● **Exercise aim**
For each line below that contains the string "Dienstleistungen", copy that line.

Structured figure records:
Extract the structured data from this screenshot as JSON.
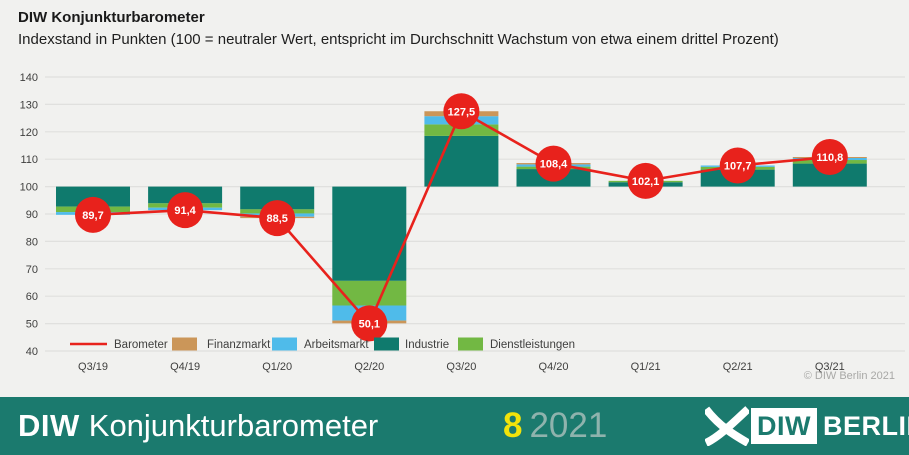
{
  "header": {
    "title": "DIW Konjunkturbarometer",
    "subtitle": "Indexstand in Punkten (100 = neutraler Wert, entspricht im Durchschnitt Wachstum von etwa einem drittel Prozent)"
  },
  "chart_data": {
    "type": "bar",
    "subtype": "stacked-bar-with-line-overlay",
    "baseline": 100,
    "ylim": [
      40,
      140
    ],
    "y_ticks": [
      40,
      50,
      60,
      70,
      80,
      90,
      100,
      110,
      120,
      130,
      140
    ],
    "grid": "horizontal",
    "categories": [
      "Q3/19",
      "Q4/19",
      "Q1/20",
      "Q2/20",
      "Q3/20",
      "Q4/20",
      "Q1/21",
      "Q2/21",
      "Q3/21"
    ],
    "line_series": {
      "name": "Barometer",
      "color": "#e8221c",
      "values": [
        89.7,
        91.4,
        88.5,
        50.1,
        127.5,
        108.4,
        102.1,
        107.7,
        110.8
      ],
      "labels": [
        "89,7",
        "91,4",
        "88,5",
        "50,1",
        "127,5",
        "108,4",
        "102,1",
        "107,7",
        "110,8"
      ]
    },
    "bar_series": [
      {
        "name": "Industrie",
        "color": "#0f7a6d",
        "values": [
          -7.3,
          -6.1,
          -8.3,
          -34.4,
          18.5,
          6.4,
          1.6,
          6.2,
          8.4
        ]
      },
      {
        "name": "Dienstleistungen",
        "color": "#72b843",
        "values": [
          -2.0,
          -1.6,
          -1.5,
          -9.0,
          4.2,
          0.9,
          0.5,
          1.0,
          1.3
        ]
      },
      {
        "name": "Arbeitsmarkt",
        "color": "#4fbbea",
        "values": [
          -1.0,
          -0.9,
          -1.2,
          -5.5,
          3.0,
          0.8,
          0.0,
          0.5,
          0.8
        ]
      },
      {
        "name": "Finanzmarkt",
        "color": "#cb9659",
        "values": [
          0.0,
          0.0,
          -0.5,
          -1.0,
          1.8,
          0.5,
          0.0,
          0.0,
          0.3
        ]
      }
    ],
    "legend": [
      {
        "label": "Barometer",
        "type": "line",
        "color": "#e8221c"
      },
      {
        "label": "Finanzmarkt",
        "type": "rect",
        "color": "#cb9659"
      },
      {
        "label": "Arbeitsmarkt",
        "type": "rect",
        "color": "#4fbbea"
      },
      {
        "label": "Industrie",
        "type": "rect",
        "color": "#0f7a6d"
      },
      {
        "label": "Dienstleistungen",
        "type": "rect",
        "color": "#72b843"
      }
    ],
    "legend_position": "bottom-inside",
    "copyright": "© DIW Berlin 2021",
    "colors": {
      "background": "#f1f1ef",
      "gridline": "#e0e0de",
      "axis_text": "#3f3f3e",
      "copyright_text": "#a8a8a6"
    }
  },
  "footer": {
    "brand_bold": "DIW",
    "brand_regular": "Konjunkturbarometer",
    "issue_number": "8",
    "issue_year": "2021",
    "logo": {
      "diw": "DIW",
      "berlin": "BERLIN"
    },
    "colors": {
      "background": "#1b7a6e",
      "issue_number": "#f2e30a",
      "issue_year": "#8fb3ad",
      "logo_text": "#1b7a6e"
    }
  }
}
==
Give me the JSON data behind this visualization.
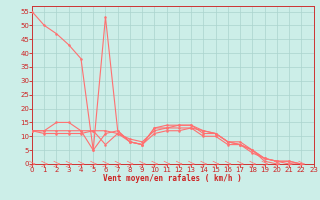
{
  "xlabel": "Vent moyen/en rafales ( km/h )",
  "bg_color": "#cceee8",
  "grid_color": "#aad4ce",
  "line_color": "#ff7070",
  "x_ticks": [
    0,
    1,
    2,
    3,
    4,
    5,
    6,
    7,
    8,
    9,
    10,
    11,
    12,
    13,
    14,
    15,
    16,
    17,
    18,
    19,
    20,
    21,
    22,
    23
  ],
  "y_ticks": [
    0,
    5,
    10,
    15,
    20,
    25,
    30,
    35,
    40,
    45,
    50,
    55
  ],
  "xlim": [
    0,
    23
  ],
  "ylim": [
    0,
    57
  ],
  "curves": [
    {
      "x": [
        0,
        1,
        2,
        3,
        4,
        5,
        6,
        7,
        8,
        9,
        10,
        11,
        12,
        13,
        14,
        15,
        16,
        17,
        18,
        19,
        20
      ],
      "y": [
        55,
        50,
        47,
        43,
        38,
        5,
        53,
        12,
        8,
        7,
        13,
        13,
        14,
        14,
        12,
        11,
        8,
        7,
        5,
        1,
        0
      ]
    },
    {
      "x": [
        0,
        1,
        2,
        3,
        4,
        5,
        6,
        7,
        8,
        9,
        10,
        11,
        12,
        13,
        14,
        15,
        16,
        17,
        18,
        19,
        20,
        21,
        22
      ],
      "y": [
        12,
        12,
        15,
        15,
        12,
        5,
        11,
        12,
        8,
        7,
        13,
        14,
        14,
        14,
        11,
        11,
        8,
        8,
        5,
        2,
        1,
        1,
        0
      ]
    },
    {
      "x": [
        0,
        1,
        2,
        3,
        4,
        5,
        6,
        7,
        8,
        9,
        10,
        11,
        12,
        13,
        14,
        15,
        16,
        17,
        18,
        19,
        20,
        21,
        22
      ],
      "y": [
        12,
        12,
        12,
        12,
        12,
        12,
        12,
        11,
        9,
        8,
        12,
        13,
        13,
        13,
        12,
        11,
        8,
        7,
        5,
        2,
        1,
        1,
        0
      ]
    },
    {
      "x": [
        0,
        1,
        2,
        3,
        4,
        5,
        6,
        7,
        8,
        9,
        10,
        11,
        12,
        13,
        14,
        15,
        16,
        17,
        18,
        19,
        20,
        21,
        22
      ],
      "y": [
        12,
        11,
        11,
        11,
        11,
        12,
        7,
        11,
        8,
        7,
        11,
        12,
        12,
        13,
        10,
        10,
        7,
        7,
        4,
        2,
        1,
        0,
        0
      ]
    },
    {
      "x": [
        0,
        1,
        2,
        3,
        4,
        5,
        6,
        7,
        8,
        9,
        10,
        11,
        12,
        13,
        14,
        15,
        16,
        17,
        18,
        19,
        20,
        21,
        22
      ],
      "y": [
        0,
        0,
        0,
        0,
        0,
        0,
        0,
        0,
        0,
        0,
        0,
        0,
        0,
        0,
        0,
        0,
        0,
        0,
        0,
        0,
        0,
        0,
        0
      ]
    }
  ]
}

● **Task response**
        "name": "Dienstleistungen",
        "label": "Dienstleistungen",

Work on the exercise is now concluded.